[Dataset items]
============

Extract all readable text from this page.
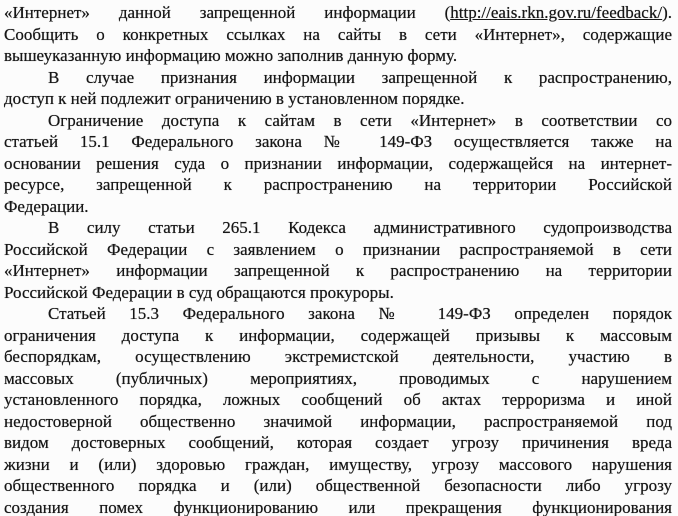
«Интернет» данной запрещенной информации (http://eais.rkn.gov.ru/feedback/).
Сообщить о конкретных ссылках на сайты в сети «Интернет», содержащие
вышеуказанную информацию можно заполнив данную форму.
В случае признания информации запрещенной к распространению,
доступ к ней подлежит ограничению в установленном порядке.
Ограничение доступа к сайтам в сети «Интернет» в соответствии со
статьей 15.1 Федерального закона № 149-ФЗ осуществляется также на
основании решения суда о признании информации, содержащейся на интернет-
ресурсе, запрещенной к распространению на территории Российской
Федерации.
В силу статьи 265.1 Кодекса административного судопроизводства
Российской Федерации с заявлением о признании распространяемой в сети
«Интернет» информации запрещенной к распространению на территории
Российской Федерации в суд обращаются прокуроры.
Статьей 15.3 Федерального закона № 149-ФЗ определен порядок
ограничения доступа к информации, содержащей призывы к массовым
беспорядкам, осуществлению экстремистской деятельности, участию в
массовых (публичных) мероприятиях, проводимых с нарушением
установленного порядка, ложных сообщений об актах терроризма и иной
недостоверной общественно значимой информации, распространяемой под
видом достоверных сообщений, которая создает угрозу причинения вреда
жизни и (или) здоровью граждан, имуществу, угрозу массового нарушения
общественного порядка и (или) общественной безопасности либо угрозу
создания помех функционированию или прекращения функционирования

============

Restate the records word for word, omitting images.

Extract all readable text from this page.
«Интернет» данной запрещенной информации (http://eais.rkn.gov.ru/feedback/).
Сообщить о конкретных ссылках на сайты в сети «Интернет», содержащие
вышеуказанную информацию можно заполнив данную форму.
В случае признания информации запрещенной к распространению,
доступ к ней подлежит ограничению в установленном порядке.
Ограничение доступа к сайтам в сети «Интернет» в соответствии со
статьей 15.1 Федерального закона № 149-ФЗ осуществляется также на
основании решения суда о признании информации, содержащейся на интернет-
ресурсе, запрещенной к распространению на территории Российской
Федерации.
В силу статьи 265.1 Кодекса административного судопроизводства
Российской Федерации с заявлением о признании распространяемой в сети
«Интернет» информации запрещенной к распространению на территории
Российской Федерации в суд обращаются прокуроры.
Статьей 15.3 Федерального закона № 149-ФЗ определен порядок
ограничения доступа к информации, содержащей призывы к массовым
беспорядкам, осуществлению экстремистской деятельности, участию в
массовых (публичных) мероприятиях, проводимых с нарушением
установленного порядка, ложных сообщений об актах терроризма и иной
недостоверной общественно значимой информации, распространяемой под
видом достоверных сообщений, которая создает угрозу причинения вреда
жизни и (или) здоровью граждан, имуществу, угрозу массового нарушения
общественного порядка и (или) общественной безопасности либо угрозу
создания помех функционированию или прекращения функционирования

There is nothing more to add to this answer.